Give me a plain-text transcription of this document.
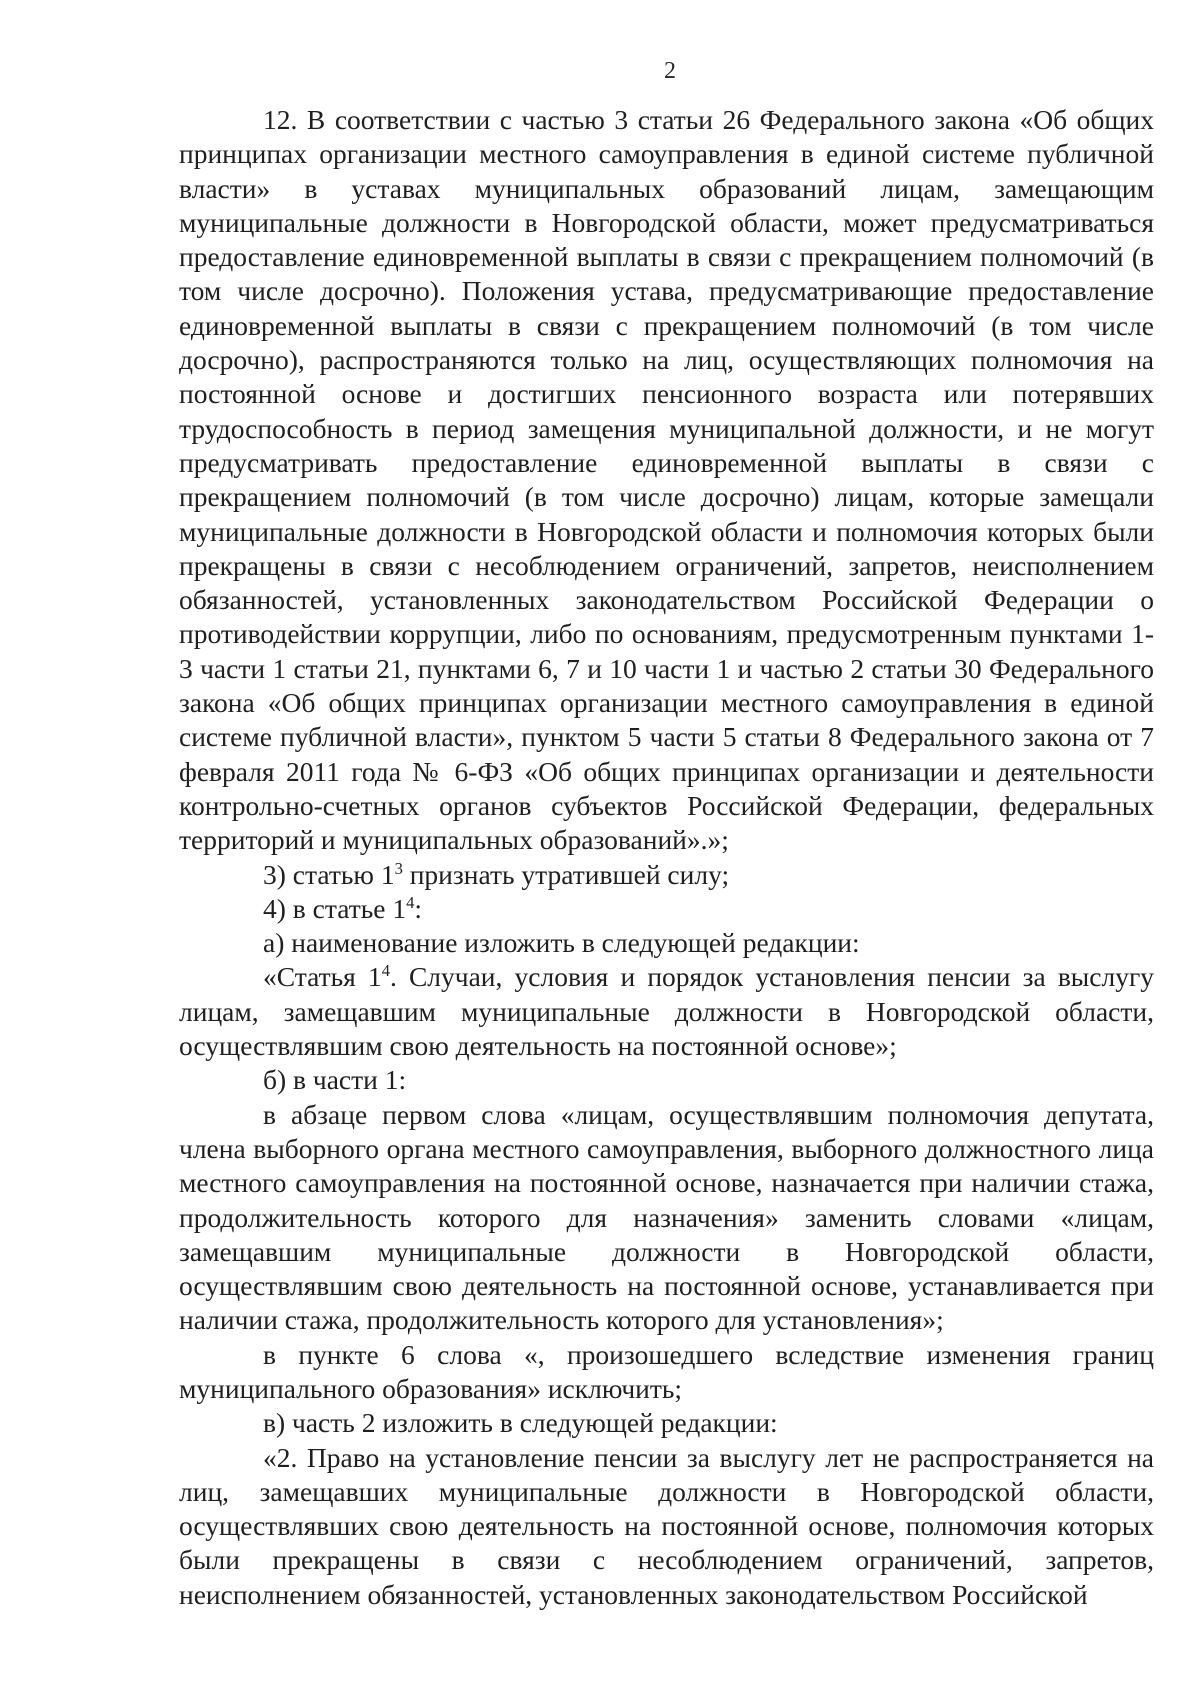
2

12. В соответствии с частью 3 статьи 26 Федерального закона «Об общих принципах организации местного самоуправления в единой системе публичной власти» в уставах муниципальных образований лицам, замещающим муниципальные должности в Новгородской области, может предусматриваться предоставление единовременной выплаты в связи с прекращением полномочий (в том числе досрочно). Положения устава, предусматривающие предоставление единовременной выплаты в связи с прекращением полномочий (в том числе досрочно), распространяются только на лиц, осуществляющих полномочия на постоянной основе и достигших пенсионного возраста или потерявших трудоспособность в период замещения муниципальной должности, и не могут предусматривать предоставление единовременной выплаты в связи с прекращением полномочий (в том числе досрочно) лицам, которые замещали муниципальные должности в Новгородской области и полномочия которых были прекращены в связи с несоблюдением ограничений, запретов, неисполнением обязанностей, установленных законодательством Российской Федерации о противодействии коррупции, либо по основаниям, предусмотренным пунктами 1-3 части 1 статьи 21, пунктами 6, 7 и 10 части 1 и частью 2 статьи 30 Федерального закона «Об общих принципах организации местного самоуправления в единой системе публичной власти», пунктом 5 части 5 статьи 8 Федерального закона от 7 февраля 2011 года № 6-ФЗ «Об общих принципах организации и деятельности контрольно-счетных органов субъектов Российской Федерации, федеральных территорий и муниципальных образований».»;

3) статью $1^3$ признать утратившей силу;

4) в статье $1^4$:

а) наименование изложить в следующей редакции:

«Статья $1^4$. Случаи, условия и порядок установления пенсии за выслугу лицам, замещавшим муниципальные должности в Новгородской области, осуществлявшим свою деятельность на постоянной основе»;

б) в части 1:

в абзаце первом слова «лицам, осуществлявшим полномочия депутата, члена выборного органа местного самоуправления, выборного должностного лица местного самоуправления на постоянной основе, назначается при наличии стажа, продолжительность которого для назначения» заменить словами «лицам, замещавшим муниципальные должности в Новгородской области, осуществлявшим свою деятельность на постоянной основе, устанавливается при наличии стажа, продолжительность которого для установления»;

в пункте 6 слова «, произошедшего вследствие изменения границ муниципального образования» исключить;

в) часть 2 изложить в следующей редакции:

«2. Право на установление пенсии за выслугу лет не распространяется на лиц, замещавших муниципальные должности в Новгородской области, осуществлявших свою деятельность на постоянной основе, полномочия которых были прекращены в связи с несоблюдением ограничений, запретов, неисполнением обязанностей, установленных законодательством Российской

* * * * * * * * *

Requirement:
Each line of the data should be quoted exactly, with pictures left out.

Exercise result:
Give me a plain-text transcription of this document.
2

12. В соответствии с частью 3 статьи 26 Федерального закона «Об общих принципах организации местного самоуправления в единой системе публичной власти» в уставах муниципальных образований лицам, замещающим муниципальные должности в Новгородской области, может предусматриваться предоставление единовременной выплаты в связи с прекращением полномочий (в том числе досрочно). Положения устава, предусматривающие предоставление единовременной выплаты в связи с прекращением полномочий (в том числе досрочно), распространяются только на лиц, осуществляющих полномочия на постоянной основе и достигших пенсионного возраста или потерявших трудоспособность в период замещения муниципальной должности, и не могут предусматривать предоставление единовременной выплаты в связи с прекращением полномочий (в том числе досрочно) лицам, которые замещали муниципальные должности в Новгородской области и полномочия которых были прекращены в связи с несоблюдением ограничений, запретов, неисполнением обязанностей, установленных законодательством Российской Федерации о противодействии коррупции, либо по основаниям, предусмотренным пунктами 1-3 части 1 статьи 21, пунктами 6, 7 и 10 части 1 и частью 2 статьи 30 Федерального закона «Об общих принципах организации местного самоуправления в единой системе публичной власти», пунктом 5 части 5 статьи 8 Федерального закона от 7 февраля 2011 года № 6-ФЗ «Об общих принципах организации и деятельности контрольно-счетных органов субъектов Российской Федерации, федеральных территорий и муниципальных образований».»;

3) статью $1^3$ признать утратившей силу;

4) в статье $1^4$:

а) наименование изложить в следующей редакции:

«Статья $1^4$. Случаи, условия и порядок установления пенсии за выслугу лицам, замещавшим муниципальные должности в Новгородской области, осуществлявшим свою деятельность на постоянной основе»;

б) в части 1:

в абзаце первом слова «лицам, осуществлявшим полномочия депутата, члена выборного органа местного самоуправления, выборного должностного лица местного самоуправления на постоянной основе, назначается при наличии стажа, продолжительность которого для назначения» заменить словами «лицам, замещавшим муниципальные должности в Новгородской области, осуществлявшим свою деятельность на постоянной основе, устанавливается при наличии стажа, продолжительность которого для установления»;

в пункте 6 слова «, произошедшего вследствие изменения границ муниципального образования» исключить;

в) часть 2 изложить в следующей редакции:

«2. Право на установление пенсии за выслугу лет не распространяется на лиц, замещавших муниципальные должности в Новгородской области, осуществлявших свою деятельность на постоянной основе, полномочия которых были прекращены в связи с несоблюдением ограничений, запретов, неисполнением обязанностей, установленных законодательством Российской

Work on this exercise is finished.